=== To be done ===
Print every line of the listing exactly, please.

===== Source material =====

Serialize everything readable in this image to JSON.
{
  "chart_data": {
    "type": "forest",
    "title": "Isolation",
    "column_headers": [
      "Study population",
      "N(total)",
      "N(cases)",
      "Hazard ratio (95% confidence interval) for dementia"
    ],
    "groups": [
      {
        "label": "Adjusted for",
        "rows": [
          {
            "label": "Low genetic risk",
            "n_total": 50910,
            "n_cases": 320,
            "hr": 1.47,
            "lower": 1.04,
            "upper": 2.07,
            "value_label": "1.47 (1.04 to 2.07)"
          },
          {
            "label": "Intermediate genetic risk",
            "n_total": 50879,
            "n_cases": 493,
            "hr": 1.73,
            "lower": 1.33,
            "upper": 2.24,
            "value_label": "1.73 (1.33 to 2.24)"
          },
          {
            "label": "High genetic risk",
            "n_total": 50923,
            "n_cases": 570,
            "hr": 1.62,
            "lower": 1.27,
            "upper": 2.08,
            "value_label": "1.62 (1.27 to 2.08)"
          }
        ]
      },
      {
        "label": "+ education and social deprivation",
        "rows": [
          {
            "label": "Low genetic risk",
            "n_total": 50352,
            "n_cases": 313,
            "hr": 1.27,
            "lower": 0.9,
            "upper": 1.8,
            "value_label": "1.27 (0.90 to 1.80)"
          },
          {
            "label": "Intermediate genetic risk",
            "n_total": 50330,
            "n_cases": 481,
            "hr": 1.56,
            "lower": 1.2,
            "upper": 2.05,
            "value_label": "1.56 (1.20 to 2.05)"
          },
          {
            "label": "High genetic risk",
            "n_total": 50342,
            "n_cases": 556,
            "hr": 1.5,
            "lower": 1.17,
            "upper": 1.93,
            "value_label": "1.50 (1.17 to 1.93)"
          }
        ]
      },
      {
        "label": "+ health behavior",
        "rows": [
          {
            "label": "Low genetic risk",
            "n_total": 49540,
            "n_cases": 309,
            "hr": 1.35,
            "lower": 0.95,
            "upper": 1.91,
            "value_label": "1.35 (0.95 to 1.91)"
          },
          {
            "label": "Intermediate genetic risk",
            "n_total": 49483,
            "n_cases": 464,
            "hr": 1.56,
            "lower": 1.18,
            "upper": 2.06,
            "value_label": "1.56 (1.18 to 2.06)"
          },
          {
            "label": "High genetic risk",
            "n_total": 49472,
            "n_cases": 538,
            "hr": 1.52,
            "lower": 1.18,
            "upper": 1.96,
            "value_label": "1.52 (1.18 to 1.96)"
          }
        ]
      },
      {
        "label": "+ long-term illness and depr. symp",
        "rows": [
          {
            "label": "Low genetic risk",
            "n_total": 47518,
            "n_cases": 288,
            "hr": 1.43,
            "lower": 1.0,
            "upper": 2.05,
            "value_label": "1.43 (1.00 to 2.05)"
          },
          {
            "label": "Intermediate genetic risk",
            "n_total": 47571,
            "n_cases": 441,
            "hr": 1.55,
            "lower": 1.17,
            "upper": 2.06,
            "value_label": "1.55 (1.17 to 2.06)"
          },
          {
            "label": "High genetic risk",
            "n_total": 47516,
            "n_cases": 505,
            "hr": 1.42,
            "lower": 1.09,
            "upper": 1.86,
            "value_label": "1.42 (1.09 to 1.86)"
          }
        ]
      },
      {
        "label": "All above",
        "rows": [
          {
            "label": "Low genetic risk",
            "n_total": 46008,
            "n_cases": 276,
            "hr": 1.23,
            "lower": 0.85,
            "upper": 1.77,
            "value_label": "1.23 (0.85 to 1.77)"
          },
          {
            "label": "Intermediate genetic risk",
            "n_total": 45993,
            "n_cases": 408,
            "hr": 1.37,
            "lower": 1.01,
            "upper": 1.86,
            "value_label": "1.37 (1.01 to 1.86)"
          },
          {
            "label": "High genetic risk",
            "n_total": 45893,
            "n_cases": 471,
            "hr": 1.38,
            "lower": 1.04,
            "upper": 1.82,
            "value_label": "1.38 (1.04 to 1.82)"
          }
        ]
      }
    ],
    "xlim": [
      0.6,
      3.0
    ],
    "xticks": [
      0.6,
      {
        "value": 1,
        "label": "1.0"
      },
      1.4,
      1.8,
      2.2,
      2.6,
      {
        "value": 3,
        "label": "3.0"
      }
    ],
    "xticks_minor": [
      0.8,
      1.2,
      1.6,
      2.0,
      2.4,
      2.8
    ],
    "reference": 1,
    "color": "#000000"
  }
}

=====

=== Problem solution ===
Serialize everything readable in this image to JSON.
{
  "chart_data": {
    "type": "forest",
    "title": "Isolation",
    "column_headers": [
      "Study population",
      "N(total)",
      "N(cases)",
      "Hazard ratio (95% confidence interval) for dementia"
    ],
    "groups": [
      {
        "label": "Adjusted for",
        "rows": [
          {
            "label": "Low genetic risk",
            "n_total": 50910,
            "n_cases": 320,
            "hr": 1.47,
            "lower": 1.04,
            "upper": 2.07,
            "value_label": "1.47 (1.04 to 2.07)"
          },
          {
            "label": "Intermediate genetic risk",
            "n_total": 50879,
            "n_cases": 493,
            "hr": 1.73,
            "lower": 1.33,
            "upper": 2.24,
            "value_label": "1.73 (1.33 to 2.24)"
          },
          {
            "label": "High genetic risk",
            "n_total": 50923,
            "n_cases": 570,
            "hr": 1.62,
            "lower": 1.27,
            "upper": 2.08,
            "value_label": "1.62 (1.27 to 2.08)"
          }
        ]
      },
      {
        "label": "+ education and social deprivation",
        "rows": [
          {
            "label": "Low genetic risk",
            "n_total": 50352,
            "n_cases": 313,
            "hr": 1.27,
            "lower": 0.9,
            "upper": 1.8,
            "value_label": "1.27 (0.90 to 1.80)"
          },
          {
            "label": "Intermediate genetic risk",
            "n_total": 50330,
            "n_cases": 481,
            "hr": 1.56,
            "lower": 1.2,
            "upper": 2.05,
            "value_label": "1.56 (1.20 to 2.05)"
          },
          {
            "label": "High genetic risk",
            "n_total": 50342,
            "n_cases": 556,
            "hr": 1.5,
            "lower": 1.17,
            "upper": 1.93,
            "value_label": "1.50 (1.17 to 1.93)"
          }
        ]
      },
      {
        "label": "+ health behavior",
        "rows": [
          {
            "label": "Low genetic risk",
            "n_total": 49540,
            "n_cases": 309,
            "hr": 1.35,
            "lower": 0.95,
            "upper": 1.91,
            "value_label": "1.35 (0.95 to 1.91)"
          },
          {
            "label": "Intermediate genetic risk",
            "n_total": 49483,
            "n_cases": 464,
            "hr": 1.56,
            "lower": 1.18,
            "upper": 2.06,
            "value_label": "1.56 (1.18 to 2.06)"
          },
          {
            "label": "High genetic risk",
            "n_total": 49472,
            "n_cases": 538,
            "hr": 1.52,
            "lower": 1.18,
            "upper": 1.96,
            "value_label": "1.52 (1.18 to 1.96)"
          }
        ]
      },
      {
        "label": "+ long-term illness and depr. symp",
        "rows": [
          {
            "label": "Low genetic risk",
            "n_total": 47518,
            "n_cases": 288,
            "hr": 1.43,
            "lower": 1.0,
            "upper": 2.05,
            "value_label": "1.43 (1.00 to 2.05)"
          },
          {
            "label": "Intermediate genetic risk",
            "n_total": 47571,
            "n_cases": 441,
            "hr": 1.55,
            "lower": 1.17,
            "upper": 2.06,
            "value_label": "1.55 (1.17 to 2.06)"
          },
          {
            "label": "High genetic risk",
            "n_total": 47516,
            "n_cases": 505,
            "hr": 1.42,
            "lower": 1.09,
            "upper": 1.86,
            "value_label": "1.42 (1.09 to 1.86)"
          }
        ]
      },
      {
        "label": "All above",
        "rows": [
          {
            "label": "Low genetic risk",
            "n_total": 46008,
            "n_cases": 276,
            "hr": 1.23,
            "lower": 0.85,
            "upper": 1.77,
            "value_label": "1.23 (0.85 to 1.77)"
          },
          {
            "label": "Intermediate genetic risk",
            "n_total": 45993,
            "n_cases": 408,
            "hr": 1.37,
            "lower": 1.01,
            "upper": 1.86,
            "value_label": "1.37 (1.01 to 1.86)"
          },
          {
            "label": "High genetic risk",
            "n_total": 45893,
            "n_cases": 471,
            "hr": 1.38,
            "lower": 1.04,
            "upper": 1.82,
            "value_label": "1.38 (1.04 to 1.82)"
          }
        ]
      }
    ],
    "xlim": [
      0.6,
      3.0
    ],
    "xticks": [
      0.6,
      {
        "value": 1,
        "label": "1.0"
      },
      1.4,
      1.8,
      2.2,
      2.6,
      {
        "value": 3,
        "label": "3.0"
      }
    ],
    "xticks_minor": [
      0.8,
      1.2,
      1.6,
      2.0,
      2.4,
      2.8
    ],
    "reference": 1,
    "color": "#000000"
  }
}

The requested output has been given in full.